• WRITTEN TASK: Below is a listing; write it out exactly and drop any images from it.

• INPUT:

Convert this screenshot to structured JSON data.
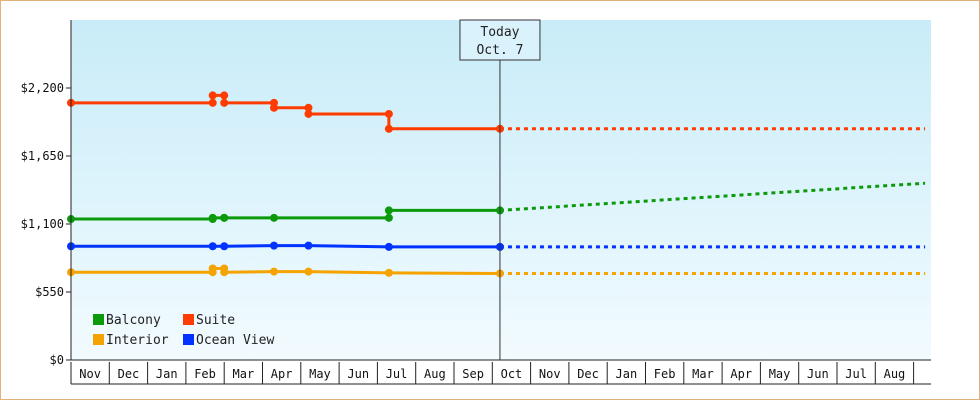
{
  "chart_data": {
    "type": "line",
    "title": "",
    "xlabel": "",
    "ylabel": "",
    "ylim": [
      0,
      2750
    ],
    "y_ticks": [
      "$2,200",
      "$1,650",
      "$1,100",
      "$550",
      "$0"
    ],
    "y_tick_values": [
      2200,
      1650,
      1100,
      550,
      0
    ],
    "months": [
      "Nov",
      "Dec",
      "Jan",
      "Feb",
      "Mar",
      "Apr",
      "May",
      "Jun",
      "Jul",
      "Aug",
      "Sep",
      "Oct",
      "Nov",
      "Dec",
      "Jan",
      "Feb",
      "Mar",
      "Apr",
      "May",
      "Jun",
      "Jul",
      "Aug"
    ],
    "x_range_months": [
      0,
      22.3
    ],
    "today": {
      "line1": "Today",
      "line2": "Oct. 7",
      "x": 11.2
    },
    "grid": false,
    "legend_position": "bottom-left",
    "series": [
      {
        "name": "Suite",
        "color": "#ff3c00",
        "points": [
          [
            0,
            2080
          ],
          [
            3.7,
            2080
          ],
          [
            3.7,
            2140
          ],
          [
            4.0,
            2140
          ],
          [
            4.0,
            2080
          ],
          [
            5.3,
            2080
          ],
          [
            5.3,
            2040
          ],
          [
            6.2,
            2040
          ],
          [
            6.2,
            1990
          ],
          [
            8.3,
            1990
          ],
          [
            8.3,
            1870
          ],
          [
            11.2,
            1870
          ]
        ],
        "markers": [
          0,
          1,
          2,
          3,
          4,
          5,
          6,
          7,
          8,
          9,
          10,
          11
        ],
        "forecast": [
          [
            11.2,
            1870
          ],
          [
            22.3,
            1870
          ]
        ]
      },
      {
        "name": "Balcony",
        "color": "#0c9a0c",
        "points": [
          [
            0,
            1140
          ],
          [
            3.7,
            1140
          ],
          [
            3.7,
            1150
          ],
          [
            4.0,
            1150
          ],
          [
            4.0,
            1150
          ],
          [
            5.3,
            1150
          ],
          [
            8.3,
            1150
          ],
          [
            8.3,
            1210
          ],
          [
            11.2,
            1210
          ]
        ],
        "markers": [
          0,
          1,
          2,
          3,
          4,
          5,
          6,
          7,
          8
        ],
        "forecast": [
          [
            11.2,
            1210
          ],
          [
            22.3,
            1430
          ]
        ]
      },
      {
        "name": "Ocean View",
        "color": "#0033ff",
        "points": [
          [
            0,
            920
          ],
          [
            3.7,
            920
          ],
          [
            4.0,
            920
          ],
          [
            5.3,
            925
          ],
          [
            6.2,
            925
          ],
          [
            8.3,
            915
          ],
          [
            11.2,
            915
          ]
        ],
        "markers": [
          0,
          1,
          2,
          3,
          4,
          5,
          6
        ],
        "forecast": [
          [
            11.2,
            915
          ],
          [
            22.3,
            915
          ]
        ]
      },
      {
        "name": "Interior",
        "color": "#f5a300",
        "points": [
          [
            0,
            710
          ],
          [
            3.7,
            710
          ],
          [
            3.7,
            740
          ],
          [
            4.0,
            740
          ],
          [
            4.0,
            710
          ],
          [
            5.3,
            715
          ],
          [
            6.2,
            715
          ],
          [
            8.3,
            705
          ],
          [
            11.2,
            700
          ]
        ],
        "markers": [
          0,
          1,
          2,
          3,
          4,
          5,
          6,
          7,
          8
        ],
        "forecast": [
          [
            11.2,
            700
          ],
          [
            22.3,
            700
          ]
        ]
      }
    ],
    "legend": [
      {
        "name": "Balcony",
        "color": "#0c9a0c"
      },
      {
        "name": "Suite",
        "color": "#ff3c00"
      },
      {
        "name": "Interior",
        "color": "#f5a300"
      },
      {
        "name": "Ocean View",
        "color": "#0033ff"
      }
    ]
  }
}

• EXERCISE RESPONSE:
Convert this screenshot to structured JSON data.
{
  "chart_data": {
    "type": "line",
    "title": "",
    "xlabel": "",
    "ylabel": "",
    "ylim": [
      0,
      2750
    ],
    "y_ticks": [
      "$2,200",
      "$1,650",
      "$1,100",
      "$550",
      "$0"
    ],
    "y_tick_values": [
      2200,
      1650,
      1100,
      550,
      0
    ],
    "months": [
      "Nov",
      "Dec",
      "Jan",
      "Feb",
      "Mar",
      "Apr",
      "May",
      "Jun",
      "Jul",
      "Aug",
      "Sep",
      "Oct",
      "Nov",
      "Dec",
      "Jan",
      "Feb",
      "Mar",
      "Apr",
      "May",
      "Jun",
      "Jul",
      "Aug"
    ],
    "x_range_months": [
      0,
      22.3
    ],
    "today": {
      "line1": "Today",
      "line2": "Oct. 7",
      "x": 11.2
    },
    "grid": false,
    "legend_position": "bottom-left",
    "series": [
      {
        "name": "Suite",
        "color": "#ff3c00",
        "points": [
          [
            0,
            2080
          ],
          [
            3.7,
            2080
          ],
          [
            3.7,
            2140
          ],
          [
            4.0,
            2140
          ],
          [
            4.0,
            2080
          ],
          [
            5.3,
            2080
          ],
          [
            5.3,
            2040
          ],
          [
            6.2,
            2040
          ],
          [
            6.2,
            1990
          ],
          [
            8.3,
            1990
          ],
          [
            8.3,
            1870
          ],
          [
            11.2,
            1870
          ]
        ],
        "markers": [
          0,
          1,
          2,
          3,
          4,
          5,
          6,
          7,
          8,
          9,
          10,
          11
        ],
        "forecast": [
          [
            11.2,
            1870
          ],
          [
            22.3,
            1870
          ]
        ]
      },
      {
        "name": "Balcony",
        "color": "#0c9a0c",
        "points": [
          [
            0,
            1140
          ],
          [
            3.7,
            1140
          ],
          [
            3.7,
            1150
          ],
          [
            4.0,
            1150
          ],
          [
            4.0,
            1150
          ],
          [
            5.3,
            1150
          ],
          [
            8.3,
            1150
          ],
          [
            8.3,
            1210
          ],
          [
            11.2,
            1210
          ]
        ],
        "markers": [
          0,
          1,
          2,
          3,
          4,
          5,
          6,
          7,
          8
        ],
        "forecast": [
          [
            11.2,
            1210
          ],
          [
            22.3,
            1430
          ]
        ]
      },
      {
        "name": "Ocean View",
        "color": "#0033ff",
        "points": [
          [
            0,
            920
          ],
          [
            3.7,
            920
          ],
          [
            4.0,
            920
          ],
          [
            5.3,
            925
          ],
          [
            6.2,
            925
          ],
          [
            8.3,
            915
          ],
          [
            11.2,
            915
          ]
        ],
        "markers": [
          0,
          1,
          2,
          3,
          4,
          5,
          6
        ],
        "forecast": [
          [
            11.2,
            915
          ],
          [
            22.3,
            915
          ]
        ]
      },
      {
        "name": "Interior",
        "color": "#f5a300",
        "points": [
          [
            0,
            710
          ],
          [
            3.7,
            710
          ],
          [
            3.7,
            740
          ],
          [
            4.0,
            740
          ],
          [
            4.0,
            710
          ],
          [
            5.3,
            715
          ],
          [
            6.2,
            715
          ],
          [
            8.3,
            705
          ],
          [
            11.2,
            700
          ]
        ],
        "markers": [
          0,
          1,
          2,
          3,
          4,
          5,
          6,
          7,
          8
        ],
        "forecast": [
          [
            11.2,
            700
          ],
          [
            22.3,
            700
          ]
        ]
      }
    ],
    "legend": [
      {
        "name": "Balcony",
        "color": "#0c9a0c"
      },
      {
        "name": "Suite",
        "color": "#ff3c00"
      },
      {
        "name": "Interior",
        "color": "#f5a300"
      },
      {
        "name": "Ocean View",
        "color": "#0033ff"
      }
    ]
  }
}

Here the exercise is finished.